--- Provided records ---

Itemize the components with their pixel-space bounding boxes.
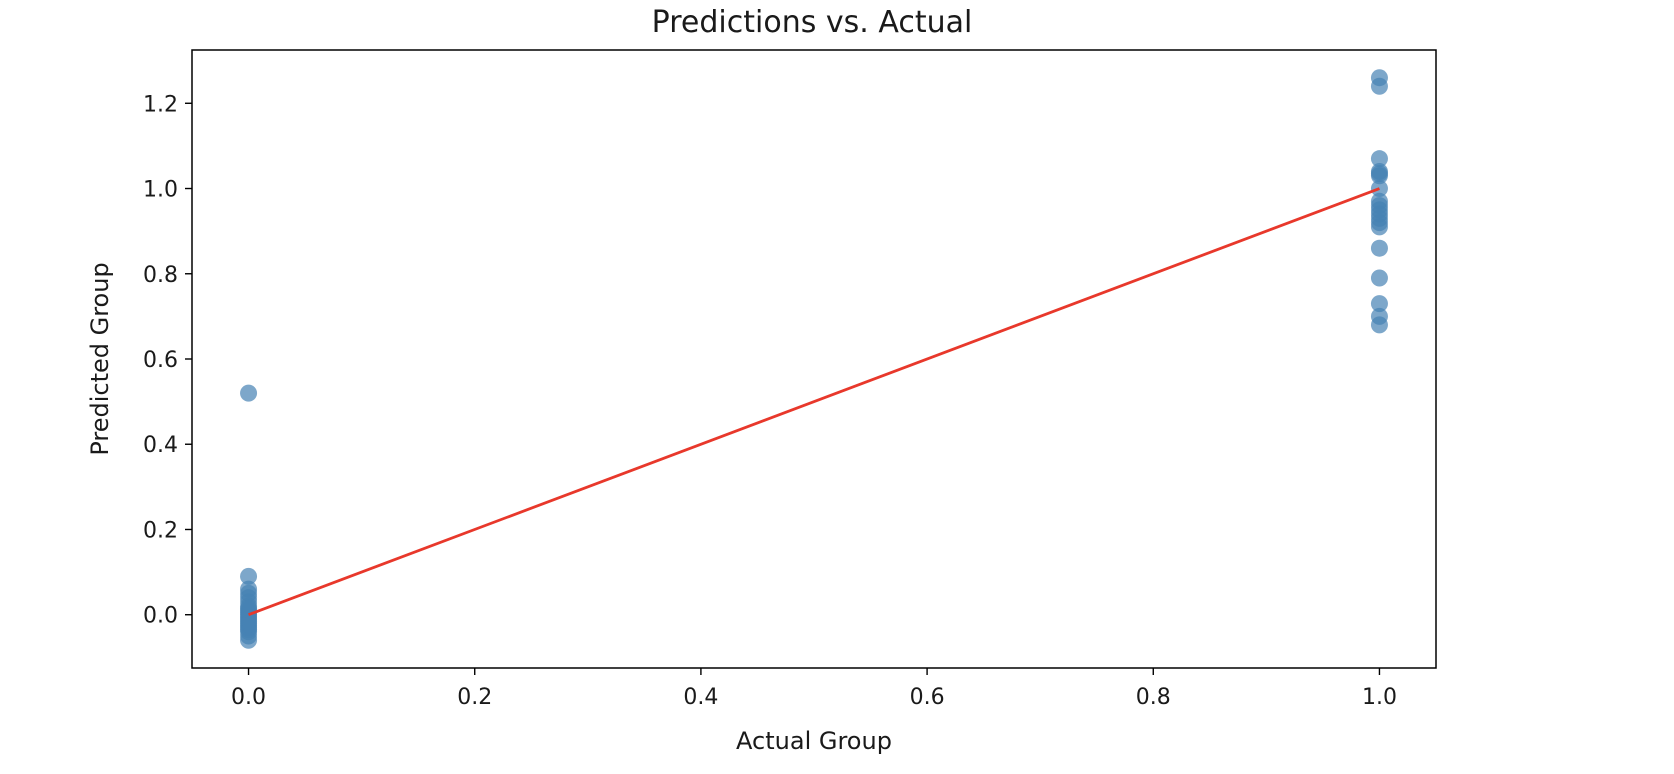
x-tick-label: 0.4 — [683, 685, 718, 710]
scatter-point — [240, 567, 258, 585]
scatter-point — [1370, 316, 1388, 334]
scatter-point — [1370, 239, 1388, 257]
y-tick-label: 1.2 — [143, 92, 178, 117]
reference-line — [248, 187, 1380, 617]
x-tick-label: 1.0 — [1362, 685, 1397, 710]
chart-title: Predictions vs. Actual — [652, 5, 973, 40]
x-tick-label: 0.0 — [231, 685, 266, 710]
x-tick-label: 0.8 — [1136, 685, 1171, 710]
y-tick-label: 0.4 — [143, 433, 178, 458]
y-axis-label: Predicted Group — [86, 262, 114, 455]
scatter-point — [1370, 167, 1388, 185]
scatter-point — [1370, 295, 1388, 313]
scatter-point — [1370, 77, 1388, 95]
y-tick-label: 1.0 — [143, 178, 178, 203]
x-tick-label: 0.6 — [910, 685, 945, 710]
plot-frame — [191, 49, 1437, 669]
x-tick-label: 0.2 — [457, 685, 492, 710]
x-axis-label: Actual Group — [736, 727, 892, 755]
scatter-point — [1370, 150, 1388, 168]
y-tick-label: 0.0 — [143, 604, 178, 629]
scatter-point — [240, 384, 258, 402]
scatter-point — [240, 631, 258, 649]
y-tick-label: 0.8 — [143, 263, 178, 288]
scatter-point — [1370, 269, 1388, 287]
y-tick-label: 0.2 — [143, 518, 178, 543]
scatter-point — [1370, 218, 1388, 236]
y-tick-label: 0.6 — [143, 348, 178, 373]
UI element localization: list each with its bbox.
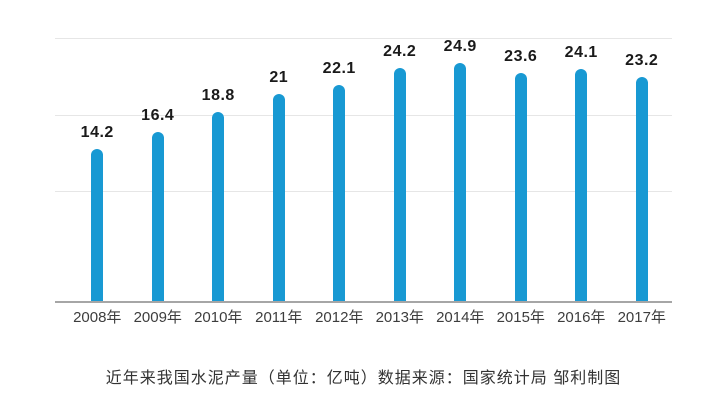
bar xyxy=(575,69,588,301)
bar-value-label: 16.4 xyxy=(141,107,175,124)
bar-value-label: 21 xyxy=(269,69,289,86)
bar-column: 18.8 xyxy=(188,0,249,301)
bar xyxy=(514,73,527,301)
bar xyxy=(635,77,648,301)
bar-column: 23.6 xyxy=(491,0,552,301)
bar-column: 24.1 xyxy=(551,0,612,301)
bar-column: 23.2 xyxy=(612,0,673,301)
bar xyxy=(272,94,285,301)
plot-area: 14.2 16.4 18.8 21 22.1 24.2 24.9 23.6 24.1 23.2 xyxy=(55,0,672,303)
x-axis-tick-label: 2016年 xyxy=(557,309,606,326)
x-axis-line xyxy=(55,301,672,303)
bar-column: 24.9 xyxy=(430,0,491,301)
bar xyxy=(212,112,225,301)
bar-value-label: 23.6 xyxy=(504,48,538,65)
bar xyxy=(333,85,346,301)
bar-value-label: 24.1 xyxy=(564,44,598,61)
bar xyxy=(151,132,164,301)
bar-value-label: 18.8 xyxy=(201,87,235,104)
x-axis-tick-label: 2017年 xyxy=(617,309,666,326)
bar-value-label: 23.2 xyxy=(625,52,659,69)
x-axis-labels: 2008年 2009年 2010年 2011年 2012年 2013年 2014年 2015年… xyxy=(67,306,672,327)
bar xyxy=(91,149,104,301)
x-axis-tick-label: 2010年 xyxy=(194,309,243,326)
bar-column: 16.4 xyxy=(128,0,189,301)
x-axis-tick-label: 2012年 xyxy=(315,309,364,326)
bar-value-label: 24.9 xyxy=(443,38,477,55)
bar-value-label: 22.1 xyxy=(322,60,356,77)
x-axis-tick-label: 2009年 xyxy=(133,309,182,326)
chart-caption: 近年来我国水泥产量（单位：亿吨）数据来源：国家统计局 邹利制图 xyxy=(105,370,622,387)
bar xyxy=(393,68,406,301)
bar xyxy=(454,63,467,301)
bar-value-label: 24.2 xyxy=(383,43,417,60)
x-axis-tick-label: 2014年 xyxy=(436,309,485,326)
x-axis-tick-label: 2008年 xyxy=(73,309,122,326)
x-axis-tick-label: 2015年 xyxy=(496,309,545,326)
bar-column: 21 xyxy=(249,0,310,301)
bar-value-label: 14.2 xyxy=(80,124,114,141)
gridline xyxy=(55,191,672,192)
x-axis-tick-label: 2011年 xyxy=(255,309,303,326)
gridline xyxy=(55,38,672,39)
bar-column: 24.2 xyxy=(370,0,431,301)
gridline xyxy=(55,115,672,116)
bar-column: 14.2 xyxy=(67,0,128,301)
x-axis-tick-label: 2013年 xyxy=(375,309,424,326)
bars-row: 14.2 16.4 18.8 21 22.1 24.2 24.9 23.6 24.1 23.2 xyxy=(67,0,672,301)
bar-column: 22.1 xyxy=(309,0,370,301)
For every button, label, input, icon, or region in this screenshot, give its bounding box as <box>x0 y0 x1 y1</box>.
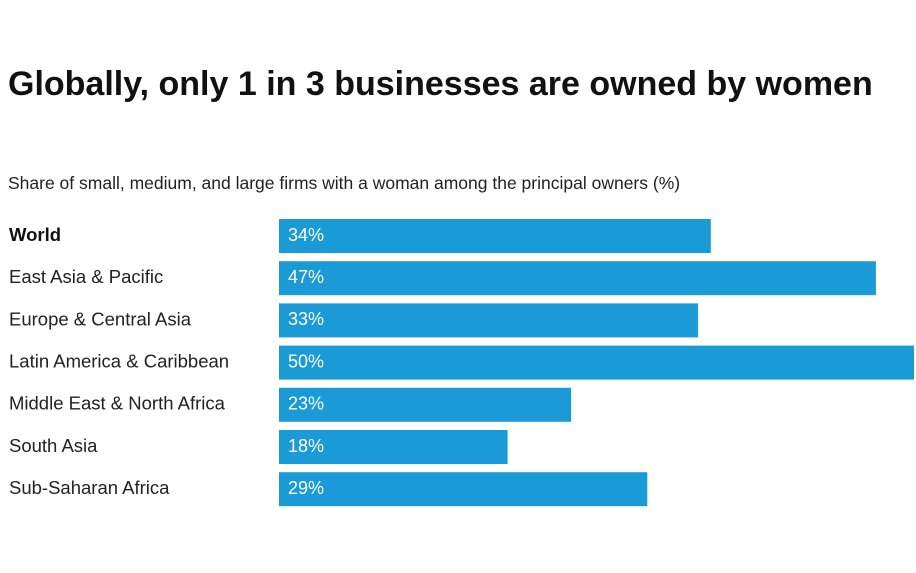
bar <box>279 261 876 296</box>
value-label: 47% <box>288 267 324 287</box>
category-label: Sub-Saharan Africa <box>9 477 170 498</box>
category-label: South Asia <box>9 435 98 456</box>
value-label: 29% <box>288 478 324 498</box>
value-label: 34% <box>288 225 324 245</box>
bar <box>279 303 699 338</box>
bar <box>279 472 648 507</box>
chart-title: Globally, only 1 in 3 businesses are own… <box>8 65 873 103</box>
value-label: 23% <box>288 394 324 414</box>
category-label: Europe & Central Asia <box>9 308 192 329</box>
category-label: East Asia & Pacific <box>9 266 163 287</box>
category-label: Latin America & Caribbean <box>9 350 229 371</box>
value-label: 33% <box>288 309 324 329</box>
value-label: 18% <box>288 436 324 456</box>
category-label: World <box>9 224 61 245</box>
chart-subtitle: Share of small, medium, and large firms … <box>8 173 681 193</box>
bar <box>279 387 572 422</box>
bar <box>279 219 711 253</box>
bar <box>279 430 508 464</box>
category-label: Middle East & North Africa <box>9 393 226 414</box>
bar <box>279 345 914 380</box>
value-label: 50% <box>288 351 324 371</box>
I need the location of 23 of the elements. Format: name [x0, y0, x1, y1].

--- Challenge ---
Retype the data above line for line without any changes, leaving out the pictures.

--- Response to this task ---
Itemize the components with their pixel-space bounding boxes.
x-tick-label: 0.4 — [683, 685, 718, 710]
scatter-point — [240, 567, 258, 585]
scatter-point — [1370, 316, 1388, 334]
scatter-point — [1370, 239, 1388, 257]
y-tick-label: 1.2 — [143, 92, 178, 117]
reference-line — [248, 187, 1380, 617]
x-tick-label: 1.0 — [1362, 685, 1397, 710]
chart-title: Predictions vs. Actual — [652, 5, 973, 40]
x-tick-label: 0.0 — [231, 685, 266, 710]
x-tick-label: 0.8 — [1136, 685, 1171, 710]
y-tick-label: 0.4 — [143, 433, 178, 458]
y-axis-label: Predicted Group — [86, 262, 114, 455]
scatter-point — [1370, 167, 1388, 185]
scatter-point — [1370, 295, 1388, 313]
scatter-point — [1370, 77, 1388, 95]
y-tick-label: 1.0 — [143, 178, 178, 203]
x-tick-label: 0.6 — [910, 685, 945, 710]
plot-frame — [191, 49, 1437, 669]
x-tick-label: 0.2 — [457, 685, 492, 710]
x-axis-label: Actual Group — [736, 727, 892, 755]
scatter-point — [1370, 150, 1388, 168]
y-tick-label: 0.0 — [143, 604, 178, 629]
scatter-point — [240, 384, 258, 402]
scatter-point — [240, 631, 258, 649]
y-tick-label: 0.8 — [143, 263, 178, 288]
scatter-point — [1370, 269, 1388, 287]
y-tick-label: 0.2 — [143, 518, 178, 543]
scatter-point — [1370, 218, 1388, 236]
y-tick-label: 0.6 — [143, 348, 178, 373]
UI element localization: list each with its bbox.
bar xyxy=(575,69,588,301)
bar-value-label: 16.4 xyxy=(141,107,175,124)
bar-value-label: 21 xyxy=(269,69,289,86)
bar-column: 18.8 xyxy=(188,0,249,301)
bar xyxy=(514,73,527,301)
bar xyxy=(635,77,648,301)
bar-column: 23.6 xyxy=(491,0,552,301)
bar-column: 24.1 xyxy=(551,0,612,301)
bar-column: 23.2 xyxy=(612,0,673,301)
bar xyxy=(272,94,285,301)
plot-area: 14.2 16.4 18.8 21 22.1 24.2 24.9 23.6 24.1 23.2 xyxy=(55,0,672,303)
x-axis-tick-label: 2016年 xyxy=(557,309,606,326)
x-axis-line xyxy=(55,301,672,303)
bar-column: 24.9 xyxy=(430,0,491,301)
bar xyxy=(212,112,225,301)
bar-value-label: 23.6 xyxy=(504,48,538,65)
bar xyxy=(333,85,346,301)
bar-value-label: 24.1 xyxy=(564,44,598,61)
bar xyxy=(151,132,164,301)
bar-value-label: 18.8 xyxy=(201,87,235,104)
x-axis-tick-label: 2017年 xyxy=(617,309,666,326)
bar-value-label: 23.2 xyxy=(625,52,659,69)
x-axis-labels: 2008年 2009年 2010年 2011年 2012年 2013年 2014年 2015年… xyxy=(67,306,672,327)
bar xyxy=(91,149,104,301)
x-axis-tick-label: 2010年 xyxy=(194,309,243,326)
bar-column: 16.4 xyxy=(128,0,189,301)
x-axis-tick-label: 2012年 xyxy=(315,309,364,326)
bar-value-label: 24.9 xyxy=(443,38,477,55)
bar-value-label: 22.1 xyxy=(322,60,356,77)
x-axis-tick-label: 2009年 xyxy=(133,309,182,326)
chart-caption: 近年来我国水泥产量（单位：亿吨）数据来源：国家统计局 邹利制图 xyxy=(105,370,622,387)
bar xyxy=(393,68,406,301)
bar xyxy=(454,63,467,301)
bar-value-label: 24.2 xyxy=(383,43,417,60)
x-axis-tick-label: 2014年 xyxy=(436,309,485,326)
x-axis-tick-label: 2008年 xyxy=(73,309,122,326)
x-axis-tick-label: 2015年 xyxy=(496,309,545,326)
bar-column: 21 xyxy=(249,0,310,301)
bar-value-label: 14.2 xyxy=(80,124,114,141)
gridline xyxy=(55,191,672,192)
x-axis-tick-label: 2011年 xyxy=(255,309,303,326)
gridline xyxy=(55,38,672,39)
bar-column: 24.2 xyxy=(370,0,431,301)
gridline xyxy=(55,115,672,116)
bar-column: 14.2 xyxy=(67,0,128,301)
x-axis-tick-label: 2013年 xyxy=(375,309,424,326)
bars-row: 14.2 16.4 18.8 21 22.1 24.2 24.9 23.6 24.1 23.2 xyxy=(67,0,672,301)
bar-column: 22.1 xyxy=(309,0,370,301)
For every button, label, input, icon, or region in this screenshot, give its bounding box as <box>x0 y0 x1 y1</box>.
bar <box>279 261 876 296</box>
value-label: 47% <box>288 267 324 287</box>
category-label: Sub-Saharan Africa <box>9 477 170 498</box>
category-label: South Asia <box>9 435 98 456</box>
value-label: 29% <box>288 478 324 498</box>
value-label: 34% <box>288 225 324 245</box>
bar <box>279 303 699 338</box>
bar <box>279 472 648 507</box>
chart-title: Globally, only 1 in 3 businesses are own… <box>8 65 873 103</box>
value-label: 23% <box>288 394 324 414</box>
category-label: Europe & Central Asia <box>9 308 192 329</box>
category-label: East Asia & Pacific <box>9 266 163 287</box>
category-label: Latin America & Caribbean <box>9 350 229 371</box>
value-label: 33% <box>288 309 324 329</box>
value-label: 18% <box>288 436 324 456</box>
category-label: World <box>9 224 61 245</box>
chart-subtitle: Share of small, medium, and large firms … <box>8 173 681 193</box>
bar <box>279 387 572 422</box>
bar <box>279 219 711 253</box>
bar <box>279 430 508 464</box>
category-label: Middle East & North Africa <box>9 393 226 414</box>
bar <box>279 345 914 380</box>
value-label: 50% <box>288 351 324 371</box>
I need the location of 23 of the elements. Format: name [x0, y0, x1, y1].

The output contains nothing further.